§ **EXERCISES TO COMPLETE**:
A. In the text below on Māori home ownership, what percentage of Māori own or partly own their home according to the 2023 Census estimate?
B. Copy everything in the Māori home ownership text below from "New ANZ NZ research" down to "land could help.".
C. Decide whether each statement agrees with the Māori home ownership text below. Answer yes or no and quote the words from the text that settle it.
(i) Home ownership rates for Māori have been rising for decades.
(ii) Ko Tū, Ko Rongo is underpinned by kaupapa Māori methodologies and values.
(iii) If current housing market trends persist, almost all Māori in Aotearoa New Zealand are estimated to be renters by 2061.

# START OF SELECTION

New ANZ NZ research highlights the huge challenge Māori face in owning their own homes and how making it easier for Māori to build on collectively owned land could help.

The research report - Ko Tū, Ko Rongo - examines the specific barriers Māori encounter in their home ownership journeys and what role ANZ and the banking sector can play in improving outcomes.

Home ownership rates for Māori have been falling for decades, the report shows.

The 2023 Census estimates that 27.5% of Māori own or partly own their home. If current housing market trends persist, then current estimates show almost all Māori in Aotearoa New Zealand will be renters by 2061.

Meanwhile, Māori are overrepresented in housing support statistics and are more likely to be living in poor quality housing and to experience crowding.

Ko Tū, Ko Rongo is one of the first pieces of Māori-centred research undertaken at ANZ NZ, and is underpinned by kaupapa Māori methodologies and values.

# END OF SELECTION
# START OF RECORDED DATA

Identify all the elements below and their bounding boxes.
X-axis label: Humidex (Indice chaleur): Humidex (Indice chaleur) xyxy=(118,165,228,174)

# END OF RECORDED DATA

§ **RESPONSES**:
A. 27.5%

B.
New ANZ NZ research highlights the huge challenge Māori face in owning their own homes and how making it easier for Māori to build on collectively owned land could help.

C.
(i) No: "Home ownership rates for Māori have been falling for decades"
(ii) Yes: "is underpinned by kaupapa Māori methodologies and values"
(iii) Yes: "If current housing market trends persist, then current estimates show almost all Māori in Aotearoa New Zealand will be renters by 2061"